» Given request
Hunt for the word "this" across the entries below, copying each line that holds it.

» Saved data entries

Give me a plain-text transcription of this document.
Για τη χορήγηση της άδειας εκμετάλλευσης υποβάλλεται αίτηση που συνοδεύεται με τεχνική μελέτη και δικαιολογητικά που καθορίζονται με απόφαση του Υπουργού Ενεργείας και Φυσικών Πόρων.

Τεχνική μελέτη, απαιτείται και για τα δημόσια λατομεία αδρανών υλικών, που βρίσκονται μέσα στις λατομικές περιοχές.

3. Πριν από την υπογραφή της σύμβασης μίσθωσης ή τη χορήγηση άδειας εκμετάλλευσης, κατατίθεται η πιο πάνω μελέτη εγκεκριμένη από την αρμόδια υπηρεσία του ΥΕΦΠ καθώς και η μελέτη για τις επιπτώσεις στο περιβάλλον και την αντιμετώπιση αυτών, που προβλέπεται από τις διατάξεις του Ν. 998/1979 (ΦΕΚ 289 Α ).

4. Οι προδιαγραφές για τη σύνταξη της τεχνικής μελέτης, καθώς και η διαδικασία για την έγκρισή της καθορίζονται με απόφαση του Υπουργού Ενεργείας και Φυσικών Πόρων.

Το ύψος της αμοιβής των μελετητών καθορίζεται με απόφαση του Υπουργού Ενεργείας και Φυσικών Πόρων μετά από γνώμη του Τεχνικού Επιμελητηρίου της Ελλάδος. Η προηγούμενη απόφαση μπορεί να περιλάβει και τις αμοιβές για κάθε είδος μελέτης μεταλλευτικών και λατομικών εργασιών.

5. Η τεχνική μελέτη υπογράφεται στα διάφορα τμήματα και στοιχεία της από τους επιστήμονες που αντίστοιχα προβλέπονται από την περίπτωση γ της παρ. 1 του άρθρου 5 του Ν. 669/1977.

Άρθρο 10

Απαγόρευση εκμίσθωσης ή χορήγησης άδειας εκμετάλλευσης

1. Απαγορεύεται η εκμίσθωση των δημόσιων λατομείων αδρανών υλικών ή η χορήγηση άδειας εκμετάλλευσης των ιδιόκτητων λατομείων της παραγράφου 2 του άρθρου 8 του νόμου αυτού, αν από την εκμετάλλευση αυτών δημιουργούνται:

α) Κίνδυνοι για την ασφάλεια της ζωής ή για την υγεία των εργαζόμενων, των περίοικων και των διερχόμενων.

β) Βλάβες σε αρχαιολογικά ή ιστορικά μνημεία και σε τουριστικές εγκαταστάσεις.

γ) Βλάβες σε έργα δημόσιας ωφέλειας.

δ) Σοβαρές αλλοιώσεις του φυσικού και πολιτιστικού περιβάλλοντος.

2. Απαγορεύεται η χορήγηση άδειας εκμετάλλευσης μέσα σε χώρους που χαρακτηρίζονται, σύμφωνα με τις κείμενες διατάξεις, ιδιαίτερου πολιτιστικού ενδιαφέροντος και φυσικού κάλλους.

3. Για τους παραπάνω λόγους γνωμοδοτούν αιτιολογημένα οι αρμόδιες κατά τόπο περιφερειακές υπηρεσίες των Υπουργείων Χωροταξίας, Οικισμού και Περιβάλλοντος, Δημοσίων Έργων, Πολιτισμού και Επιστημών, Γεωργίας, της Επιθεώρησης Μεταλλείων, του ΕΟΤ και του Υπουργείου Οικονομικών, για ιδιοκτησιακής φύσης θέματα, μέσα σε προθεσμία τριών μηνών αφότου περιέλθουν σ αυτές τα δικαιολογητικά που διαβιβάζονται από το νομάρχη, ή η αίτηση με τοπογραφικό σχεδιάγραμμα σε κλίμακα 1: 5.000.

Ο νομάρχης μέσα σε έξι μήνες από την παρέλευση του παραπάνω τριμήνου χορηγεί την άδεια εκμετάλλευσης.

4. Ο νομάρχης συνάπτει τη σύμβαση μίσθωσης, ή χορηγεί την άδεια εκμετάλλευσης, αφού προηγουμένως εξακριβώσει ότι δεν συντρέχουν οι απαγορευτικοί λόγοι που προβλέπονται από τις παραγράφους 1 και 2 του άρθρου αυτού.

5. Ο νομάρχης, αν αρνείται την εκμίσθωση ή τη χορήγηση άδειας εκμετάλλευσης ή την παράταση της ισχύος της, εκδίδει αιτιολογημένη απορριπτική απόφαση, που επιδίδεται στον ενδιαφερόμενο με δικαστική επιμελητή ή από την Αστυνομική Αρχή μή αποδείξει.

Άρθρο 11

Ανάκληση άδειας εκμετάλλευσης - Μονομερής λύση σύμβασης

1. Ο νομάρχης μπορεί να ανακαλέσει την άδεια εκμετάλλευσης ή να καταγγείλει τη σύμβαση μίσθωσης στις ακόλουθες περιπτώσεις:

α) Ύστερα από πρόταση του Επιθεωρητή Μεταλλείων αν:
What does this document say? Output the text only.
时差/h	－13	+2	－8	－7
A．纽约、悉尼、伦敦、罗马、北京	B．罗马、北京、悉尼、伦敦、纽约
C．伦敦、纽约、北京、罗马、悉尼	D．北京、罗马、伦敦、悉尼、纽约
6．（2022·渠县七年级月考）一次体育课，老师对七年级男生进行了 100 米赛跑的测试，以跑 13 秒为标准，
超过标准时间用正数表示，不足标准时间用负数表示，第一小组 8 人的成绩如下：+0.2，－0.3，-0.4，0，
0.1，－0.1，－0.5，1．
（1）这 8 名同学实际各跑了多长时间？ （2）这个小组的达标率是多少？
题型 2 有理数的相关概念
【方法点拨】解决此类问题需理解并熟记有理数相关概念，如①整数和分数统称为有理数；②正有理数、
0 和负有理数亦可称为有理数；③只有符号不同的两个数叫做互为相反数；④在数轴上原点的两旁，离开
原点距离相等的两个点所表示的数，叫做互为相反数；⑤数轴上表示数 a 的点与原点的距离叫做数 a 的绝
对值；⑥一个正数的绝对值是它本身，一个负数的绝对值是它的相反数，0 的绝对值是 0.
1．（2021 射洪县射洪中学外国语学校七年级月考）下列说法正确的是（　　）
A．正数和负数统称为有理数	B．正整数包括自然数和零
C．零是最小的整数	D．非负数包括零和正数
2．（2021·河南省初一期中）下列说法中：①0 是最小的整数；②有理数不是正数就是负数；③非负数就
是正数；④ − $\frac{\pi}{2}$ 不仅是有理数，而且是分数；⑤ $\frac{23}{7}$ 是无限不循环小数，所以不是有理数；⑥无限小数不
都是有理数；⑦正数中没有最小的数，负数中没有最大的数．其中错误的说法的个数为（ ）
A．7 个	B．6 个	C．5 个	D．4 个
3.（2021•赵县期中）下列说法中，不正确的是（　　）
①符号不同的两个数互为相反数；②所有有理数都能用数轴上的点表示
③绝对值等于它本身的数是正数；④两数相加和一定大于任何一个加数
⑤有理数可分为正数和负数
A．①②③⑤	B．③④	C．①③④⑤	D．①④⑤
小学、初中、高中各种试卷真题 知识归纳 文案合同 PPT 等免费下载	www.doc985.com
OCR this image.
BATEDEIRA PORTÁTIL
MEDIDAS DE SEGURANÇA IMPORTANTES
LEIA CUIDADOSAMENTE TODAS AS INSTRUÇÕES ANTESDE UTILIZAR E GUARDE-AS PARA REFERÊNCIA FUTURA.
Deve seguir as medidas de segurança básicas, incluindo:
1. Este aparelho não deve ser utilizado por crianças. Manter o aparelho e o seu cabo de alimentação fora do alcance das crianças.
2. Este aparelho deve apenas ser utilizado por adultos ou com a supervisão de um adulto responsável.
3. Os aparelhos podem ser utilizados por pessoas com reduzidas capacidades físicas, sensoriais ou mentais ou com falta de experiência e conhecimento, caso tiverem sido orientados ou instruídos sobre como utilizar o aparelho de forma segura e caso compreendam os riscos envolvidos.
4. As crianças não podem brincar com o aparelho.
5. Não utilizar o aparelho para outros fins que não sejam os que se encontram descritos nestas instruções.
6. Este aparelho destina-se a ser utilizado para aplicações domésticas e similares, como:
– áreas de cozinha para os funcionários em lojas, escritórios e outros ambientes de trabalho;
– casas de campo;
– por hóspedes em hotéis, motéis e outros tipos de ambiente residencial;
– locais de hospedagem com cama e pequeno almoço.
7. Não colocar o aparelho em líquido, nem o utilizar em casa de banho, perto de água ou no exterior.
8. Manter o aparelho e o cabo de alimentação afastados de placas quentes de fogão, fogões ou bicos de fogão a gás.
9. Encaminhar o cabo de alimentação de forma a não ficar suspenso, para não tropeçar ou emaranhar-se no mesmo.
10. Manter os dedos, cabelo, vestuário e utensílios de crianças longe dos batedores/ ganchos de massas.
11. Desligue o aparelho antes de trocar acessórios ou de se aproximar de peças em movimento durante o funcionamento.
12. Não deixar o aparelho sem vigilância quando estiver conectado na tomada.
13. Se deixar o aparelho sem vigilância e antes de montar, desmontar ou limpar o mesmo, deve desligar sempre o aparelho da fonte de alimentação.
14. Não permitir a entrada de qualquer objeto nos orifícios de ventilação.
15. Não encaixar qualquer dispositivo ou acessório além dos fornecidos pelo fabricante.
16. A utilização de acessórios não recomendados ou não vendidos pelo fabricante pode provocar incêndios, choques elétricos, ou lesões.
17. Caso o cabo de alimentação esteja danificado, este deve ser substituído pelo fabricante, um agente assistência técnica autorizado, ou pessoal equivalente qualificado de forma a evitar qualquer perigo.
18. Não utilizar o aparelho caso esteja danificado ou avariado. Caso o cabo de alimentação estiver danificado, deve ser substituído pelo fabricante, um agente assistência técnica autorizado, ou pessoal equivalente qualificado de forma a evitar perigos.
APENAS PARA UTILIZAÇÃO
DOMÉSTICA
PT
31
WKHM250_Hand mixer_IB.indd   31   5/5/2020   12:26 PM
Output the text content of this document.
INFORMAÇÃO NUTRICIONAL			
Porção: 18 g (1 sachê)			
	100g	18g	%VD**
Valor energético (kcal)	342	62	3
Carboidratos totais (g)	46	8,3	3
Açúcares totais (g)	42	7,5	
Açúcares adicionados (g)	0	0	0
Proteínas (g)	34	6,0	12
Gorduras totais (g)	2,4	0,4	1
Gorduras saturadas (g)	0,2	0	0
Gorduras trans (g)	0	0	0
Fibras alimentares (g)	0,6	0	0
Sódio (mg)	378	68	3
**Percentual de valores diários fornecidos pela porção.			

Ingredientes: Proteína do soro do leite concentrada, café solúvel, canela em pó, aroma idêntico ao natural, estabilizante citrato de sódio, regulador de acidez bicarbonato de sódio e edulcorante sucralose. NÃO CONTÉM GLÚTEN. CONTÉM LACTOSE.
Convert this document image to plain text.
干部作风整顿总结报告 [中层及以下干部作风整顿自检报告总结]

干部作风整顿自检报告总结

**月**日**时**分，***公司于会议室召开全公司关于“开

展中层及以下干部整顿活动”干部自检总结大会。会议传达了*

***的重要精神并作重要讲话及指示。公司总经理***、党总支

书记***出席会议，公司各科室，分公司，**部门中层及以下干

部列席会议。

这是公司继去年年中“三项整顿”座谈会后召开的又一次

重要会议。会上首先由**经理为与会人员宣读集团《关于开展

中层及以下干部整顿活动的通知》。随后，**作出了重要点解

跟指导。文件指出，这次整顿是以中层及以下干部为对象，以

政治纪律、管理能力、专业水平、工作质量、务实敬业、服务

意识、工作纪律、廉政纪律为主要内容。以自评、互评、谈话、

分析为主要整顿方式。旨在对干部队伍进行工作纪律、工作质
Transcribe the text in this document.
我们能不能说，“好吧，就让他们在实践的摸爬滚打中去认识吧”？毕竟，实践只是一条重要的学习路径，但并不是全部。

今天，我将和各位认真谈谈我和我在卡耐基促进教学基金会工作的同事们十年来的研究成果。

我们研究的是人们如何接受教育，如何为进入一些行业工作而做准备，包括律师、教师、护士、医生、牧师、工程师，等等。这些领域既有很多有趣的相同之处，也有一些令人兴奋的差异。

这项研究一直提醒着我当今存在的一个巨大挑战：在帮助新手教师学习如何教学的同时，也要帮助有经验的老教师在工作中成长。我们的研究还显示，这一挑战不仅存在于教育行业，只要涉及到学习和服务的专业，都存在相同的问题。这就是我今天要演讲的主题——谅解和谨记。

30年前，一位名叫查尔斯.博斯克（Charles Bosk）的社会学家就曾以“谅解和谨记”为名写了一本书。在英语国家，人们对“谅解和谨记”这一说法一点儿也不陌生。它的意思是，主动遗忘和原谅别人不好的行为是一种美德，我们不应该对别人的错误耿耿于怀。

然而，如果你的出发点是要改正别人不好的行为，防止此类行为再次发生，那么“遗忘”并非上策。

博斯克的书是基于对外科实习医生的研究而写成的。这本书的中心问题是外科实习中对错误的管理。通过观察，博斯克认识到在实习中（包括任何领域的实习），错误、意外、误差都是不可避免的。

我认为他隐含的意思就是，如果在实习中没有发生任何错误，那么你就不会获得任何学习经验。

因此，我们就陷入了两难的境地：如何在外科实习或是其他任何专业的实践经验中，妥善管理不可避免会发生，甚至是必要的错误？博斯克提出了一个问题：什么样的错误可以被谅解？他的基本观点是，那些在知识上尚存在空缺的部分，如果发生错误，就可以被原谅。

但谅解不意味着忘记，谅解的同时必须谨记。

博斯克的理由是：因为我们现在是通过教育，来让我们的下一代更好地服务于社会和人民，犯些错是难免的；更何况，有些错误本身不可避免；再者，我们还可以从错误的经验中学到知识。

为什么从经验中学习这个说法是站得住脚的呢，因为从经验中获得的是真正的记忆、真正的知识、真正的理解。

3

» Exercise solution
Give me a plain-text transcription of this document.
What does this document say? Output the text only.
OCR this image.
Output the text content of this document.
Convert this document image to plain text.
Transcribe the text in this document.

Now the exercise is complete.